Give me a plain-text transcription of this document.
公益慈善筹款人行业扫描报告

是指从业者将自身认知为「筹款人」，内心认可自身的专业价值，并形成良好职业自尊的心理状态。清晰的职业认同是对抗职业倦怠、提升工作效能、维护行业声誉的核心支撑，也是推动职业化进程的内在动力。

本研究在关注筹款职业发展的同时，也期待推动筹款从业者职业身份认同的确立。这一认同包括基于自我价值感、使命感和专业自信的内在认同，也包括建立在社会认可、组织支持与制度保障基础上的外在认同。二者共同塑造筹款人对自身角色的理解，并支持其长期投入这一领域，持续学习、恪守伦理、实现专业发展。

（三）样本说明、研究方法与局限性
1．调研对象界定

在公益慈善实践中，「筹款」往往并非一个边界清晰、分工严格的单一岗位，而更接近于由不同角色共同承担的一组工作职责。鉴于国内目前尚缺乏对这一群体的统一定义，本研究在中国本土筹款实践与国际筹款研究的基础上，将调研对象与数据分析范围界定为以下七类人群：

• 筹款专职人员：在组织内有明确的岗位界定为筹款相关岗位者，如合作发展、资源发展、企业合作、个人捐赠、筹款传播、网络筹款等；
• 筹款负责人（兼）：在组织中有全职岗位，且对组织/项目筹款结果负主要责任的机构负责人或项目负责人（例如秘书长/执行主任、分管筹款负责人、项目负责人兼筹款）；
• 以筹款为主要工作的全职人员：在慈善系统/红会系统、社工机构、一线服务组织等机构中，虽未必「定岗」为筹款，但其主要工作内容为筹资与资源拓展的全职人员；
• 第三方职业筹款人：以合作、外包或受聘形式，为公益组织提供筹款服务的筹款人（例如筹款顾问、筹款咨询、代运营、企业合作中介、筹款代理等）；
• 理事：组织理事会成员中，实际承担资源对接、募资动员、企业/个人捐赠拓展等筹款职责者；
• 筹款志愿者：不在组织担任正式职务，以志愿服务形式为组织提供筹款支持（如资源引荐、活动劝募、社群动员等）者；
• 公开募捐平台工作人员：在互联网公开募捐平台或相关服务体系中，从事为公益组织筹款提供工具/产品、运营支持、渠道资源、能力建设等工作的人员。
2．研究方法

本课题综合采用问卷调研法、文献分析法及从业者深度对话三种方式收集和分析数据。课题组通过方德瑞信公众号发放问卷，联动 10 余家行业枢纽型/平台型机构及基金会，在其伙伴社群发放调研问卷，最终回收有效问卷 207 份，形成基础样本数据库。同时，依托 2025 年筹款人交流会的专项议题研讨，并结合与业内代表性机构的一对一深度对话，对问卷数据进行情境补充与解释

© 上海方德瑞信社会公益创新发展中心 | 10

━━━━━━

_The task_
From the first line to the last, retype the data exactly.

_Task output_
Give me a plain-text transcription of this document.
公益慈善筹款人行业扫描报告

是指从业者将自身认知为「筹款人」，内心认可自身的专业价值，并形成良好职业自尊的心理状态。清晰的职业认同是对抗职业倦怠、提升工作效能、维护行业声誉的核心支撑，也是推动职业化进程的内在动力。

本研究在关注筹款职业发展的同时，也期待推动筹款从业者职业身份认同的确立。这一认同包括基于自我价值感、使命感和专业自信的内在认同，也包括建立在社会认可、组织支持与制度保障基础上的外在认同。二者共同塑造筹款人对自身角色的理解，并支持其长期投入这一领域，持续学习、恪守伦理、实现专业发展。

（三）样本说明、研究方法与局限性
1．调研对象界定

在公益慈善实践中，「筹款」往往并非一个边界清晰、分工严格的单一岗位，而更接近于由不同角色共同承担的一组工作职责。鉴于国内目前尚缺乏对这一群体的统一定义，本研究在中国本土筹款实践与国际筹款研究的基础上，将调研对象与数据分析范围界定为以下七类人群：

• 筹款专职人员：在组织内有明确的岗位界定为筹款相关岗位者，如合作发展、资源发展、企业合作、个人捐赠、筹款传播、网络筹款等；
• 筹款负责人（兼）：在组织中有全职岗位，且对组织/项目筹款结果负主要责任的机构负责人或项目负责人（例如秘书长/执行主任、分管筹款负责人、项目负责人兼筹款）；
• 以筹款为主要工作的全职人员：在慈善系统/红会系统、社工机构、一线服务组织等机构中，虽未必「定岗」为筹款，但其主要工作内容为筹资与资源拓展的全职人员；
• 第三方职业筹款人：以合作、外包或受聘形式，为公益组织提供筹款服务的筹款人（例如筹款顾问、筹款咨询、代运营、企业合作中介、筹款代理等）；
• 理事：组织理事会成员中，实际承担资源对接、募资动员、企业/个人捐赠拓展等筹款职责者；
• 筹款志愿者：不在组织担任正式职务，以志愿服务形式为组织提供筹款支持（如资源引荐、活动劝募、社群动员等）者；
• 公开募捐平台工作人员：在互联网公开募捐平台或相关服务体系中，从事为公益组织筹款提供工具/产品、运营支持、渠道资源、能力建设等工作的人员。
2．研究方法

本课题综合采用问卷调研法、文献分析法及从业者深度对话三种方式收集和分析数据。课题组通过方德瑞信公众号发放问卷，联动 10 余家行业枢纽型/平台型机构及基金会，在其伙伴社群发放调研问卷，最终回收有效问卷 207 份，形成基础样本数据库。同时，依托 2025 年筹款人交流会的专项议题研讨，并结合与业内代表性机构的一对一深度对话，对问卷数据进行情境补充与解释

© 上海方德瑞信社会公益创新发展中心 | 10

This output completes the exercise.